#### Dataset entries ####

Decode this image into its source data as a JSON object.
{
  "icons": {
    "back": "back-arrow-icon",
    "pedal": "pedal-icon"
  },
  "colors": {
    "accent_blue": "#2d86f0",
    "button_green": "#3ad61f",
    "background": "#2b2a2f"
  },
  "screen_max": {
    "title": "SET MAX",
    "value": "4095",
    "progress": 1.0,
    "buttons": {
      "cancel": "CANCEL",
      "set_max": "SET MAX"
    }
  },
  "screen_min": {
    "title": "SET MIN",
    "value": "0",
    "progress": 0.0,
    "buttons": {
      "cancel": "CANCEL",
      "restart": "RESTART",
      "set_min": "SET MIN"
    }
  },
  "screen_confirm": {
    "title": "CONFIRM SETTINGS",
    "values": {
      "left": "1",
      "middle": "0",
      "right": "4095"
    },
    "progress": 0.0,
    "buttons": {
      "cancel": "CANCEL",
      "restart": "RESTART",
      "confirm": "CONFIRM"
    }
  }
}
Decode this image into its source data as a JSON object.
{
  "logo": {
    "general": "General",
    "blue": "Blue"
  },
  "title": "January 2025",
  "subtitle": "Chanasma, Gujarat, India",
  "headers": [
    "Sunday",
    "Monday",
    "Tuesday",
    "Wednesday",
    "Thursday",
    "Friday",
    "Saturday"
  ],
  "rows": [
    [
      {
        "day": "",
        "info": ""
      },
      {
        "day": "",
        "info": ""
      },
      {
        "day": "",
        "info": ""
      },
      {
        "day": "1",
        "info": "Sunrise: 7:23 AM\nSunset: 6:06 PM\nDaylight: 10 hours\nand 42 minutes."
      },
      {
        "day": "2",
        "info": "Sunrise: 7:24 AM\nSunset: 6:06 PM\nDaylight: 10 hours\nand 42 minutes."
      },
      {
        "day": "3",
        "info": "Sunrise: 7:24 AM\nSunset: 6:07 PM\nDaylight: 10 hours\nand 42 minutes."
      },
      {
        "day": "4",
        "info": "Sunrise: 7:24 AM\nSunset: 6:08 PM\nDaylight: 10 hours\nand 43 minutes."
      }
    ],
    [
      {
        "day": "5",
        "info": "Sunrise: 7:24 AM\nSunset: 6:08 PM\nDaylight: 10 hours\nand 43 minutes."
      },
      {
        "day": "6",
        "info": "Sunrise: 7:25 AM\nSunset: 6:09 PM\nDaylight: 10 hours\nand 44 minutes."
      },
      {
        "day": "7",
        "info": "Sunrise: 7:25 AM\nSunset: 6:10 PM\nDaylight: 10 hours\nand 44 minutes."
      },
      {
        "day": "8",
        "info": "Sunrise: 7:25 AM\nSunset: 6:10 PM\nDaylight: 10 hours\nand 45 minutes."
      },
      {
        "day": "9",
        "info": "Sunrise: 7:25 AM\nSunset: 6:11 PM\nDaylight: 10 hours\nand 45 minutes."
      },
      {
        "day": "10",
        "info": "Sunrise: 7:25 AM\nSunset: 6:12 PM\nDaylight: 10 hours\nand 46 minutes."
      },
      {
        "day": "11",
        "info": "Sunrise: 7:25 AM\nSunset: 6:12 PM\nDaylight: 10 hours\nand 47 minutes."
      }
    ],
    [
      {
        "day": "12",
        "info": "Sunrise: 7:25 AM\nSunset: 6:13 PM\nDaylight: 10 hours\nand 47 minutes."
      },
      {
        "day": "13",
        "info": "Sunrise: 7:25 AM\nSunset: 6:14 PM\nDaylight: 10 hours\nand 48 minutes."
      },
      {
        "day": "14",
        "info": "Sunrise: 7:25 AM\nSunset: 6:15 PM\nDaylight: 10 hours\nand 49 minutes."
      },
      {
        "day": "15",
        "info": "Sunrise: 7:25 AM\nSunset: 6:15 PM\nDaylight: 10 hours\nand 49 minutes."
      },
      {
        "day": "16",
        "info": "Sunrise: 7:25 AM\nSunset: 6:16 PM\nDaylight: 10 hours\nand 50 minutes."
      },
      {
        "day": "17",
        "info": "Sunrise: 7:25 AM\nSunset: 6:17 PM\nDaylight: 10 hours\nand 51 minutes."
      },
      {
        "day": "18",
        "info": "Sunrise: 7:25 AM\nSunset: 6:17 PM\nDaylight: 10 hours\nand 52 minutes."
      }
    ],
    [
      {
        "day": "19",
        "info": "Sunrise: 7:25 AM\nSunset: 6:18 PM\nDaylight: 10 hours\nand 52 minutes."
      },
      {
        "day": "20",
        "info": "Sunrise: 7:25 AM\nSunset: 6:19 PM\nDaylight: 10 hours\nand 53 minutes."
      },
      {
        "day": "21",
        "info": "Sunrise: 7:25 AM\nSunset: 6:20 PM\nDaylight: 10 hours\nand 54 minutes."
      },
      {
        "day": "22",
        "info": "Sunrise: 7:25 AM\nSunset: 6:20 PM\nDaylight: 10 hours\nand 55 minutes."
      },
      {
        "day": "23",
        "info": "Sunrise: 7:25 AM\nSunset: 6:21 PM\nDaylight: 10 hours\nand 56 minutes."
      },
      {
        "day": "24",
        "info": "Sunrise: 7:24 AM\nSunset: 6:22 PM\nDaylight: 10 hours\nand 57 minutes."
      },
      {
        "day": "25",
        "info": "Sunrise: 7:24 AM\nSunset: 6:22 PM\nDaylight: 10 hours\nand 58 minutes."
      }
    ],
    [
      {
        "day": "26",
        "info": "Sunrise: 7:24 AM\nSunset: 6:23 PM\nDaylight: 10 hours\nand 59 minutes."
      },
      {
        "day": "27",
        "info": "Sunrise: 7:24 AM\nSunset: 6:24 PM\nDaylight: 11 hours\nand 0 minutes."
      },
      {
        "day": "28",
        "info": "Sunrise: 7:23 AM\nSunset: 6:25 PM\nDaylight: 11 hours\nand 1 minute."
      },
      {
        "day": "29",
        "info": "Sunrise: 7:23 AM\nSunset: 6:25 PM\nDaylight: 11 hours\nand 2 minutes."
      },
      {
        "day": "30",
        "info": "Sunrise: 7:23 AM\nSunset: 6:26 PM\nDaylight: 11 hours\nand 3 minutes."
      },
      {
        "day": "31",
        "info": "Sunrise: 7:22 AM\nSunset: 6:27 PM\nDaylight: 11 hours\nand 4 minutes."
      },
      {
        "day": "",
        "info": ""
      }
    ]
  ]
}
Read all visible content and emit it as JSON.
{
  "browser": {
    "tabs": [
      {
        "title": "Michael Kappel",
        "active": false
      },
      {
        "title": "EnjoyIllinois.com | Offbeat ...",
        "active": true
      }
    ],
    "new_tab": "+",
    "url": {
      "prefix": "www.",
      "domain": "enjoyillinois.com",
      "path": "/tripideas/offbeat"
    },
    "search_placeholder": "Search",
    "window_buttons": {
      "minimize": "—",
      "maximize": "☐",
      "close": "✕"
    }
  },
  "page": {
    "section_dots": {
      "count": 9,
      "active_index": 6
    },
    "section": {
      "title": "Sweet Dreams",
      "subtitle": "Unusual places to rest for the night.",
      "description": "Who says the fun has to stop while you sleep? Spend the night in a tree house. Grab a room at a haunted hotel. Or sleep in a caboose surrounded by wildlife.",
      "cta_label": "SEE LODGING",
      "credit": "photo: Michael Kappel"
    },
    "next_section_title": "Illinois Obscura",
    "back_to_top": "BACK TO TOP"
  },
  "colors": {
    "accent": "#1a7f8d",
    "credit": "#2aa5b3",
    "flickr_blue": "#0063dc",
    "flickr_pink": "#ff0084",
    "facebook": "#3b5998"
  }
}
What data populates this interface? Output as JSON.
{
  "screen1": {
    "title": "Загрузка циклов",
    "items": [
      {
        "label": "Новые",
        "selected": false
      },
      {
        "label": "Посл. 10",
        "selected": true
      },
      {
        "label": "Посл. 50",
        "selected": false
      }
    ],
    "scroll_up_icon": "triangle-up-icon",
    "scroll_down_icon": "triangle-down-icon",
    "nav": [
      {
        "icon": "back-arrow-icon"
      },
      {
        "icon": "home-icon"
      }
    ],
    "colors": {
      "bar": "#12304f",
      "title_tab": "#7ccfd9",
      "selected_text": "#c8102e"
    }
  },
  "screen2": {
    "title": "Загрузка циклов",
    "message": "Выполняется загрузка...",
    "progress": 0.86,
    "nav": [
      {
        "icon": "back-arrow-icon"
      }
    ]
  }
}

####

Return exactly the lines from the line bearing "What data populates" to the end of the records, inclusive of both; include no other lines.

_Exercise answer_.
What data populates this interface? Output as JSON.
{
  "screen1": {
    "title": "Загрузка циклов",
    "items": [
      {
        "label": "Новые",
        "selected": false
      },
      {
        "label": "Посл. 10",
        "selected": true
      },
      {
        "label": "Посл. 50",
        "selected": false
      }
    ],
    "scroll_up_icon": "triangle-up-icon",
    "scroll_down_icon": "triangle-down-icon",
    "nav": [
      {
        "icon": "back-arrow-icon"
      },
      {
        "icon": "home-icon"
      }
    ],
    "colors": {
      "bar": "#12304f",
      "title_tab": "#7ccfd9",
      "selected_text": "#c8102e"
    }
  },
  "screen2": {
    "title": "Загрузка циклов",
    "message": "Выполняется загрузка...",
    "progress": 0.86,
    "nav": [
      {
        "icon": "back-arrow-icon"
      }
    ]
  }
}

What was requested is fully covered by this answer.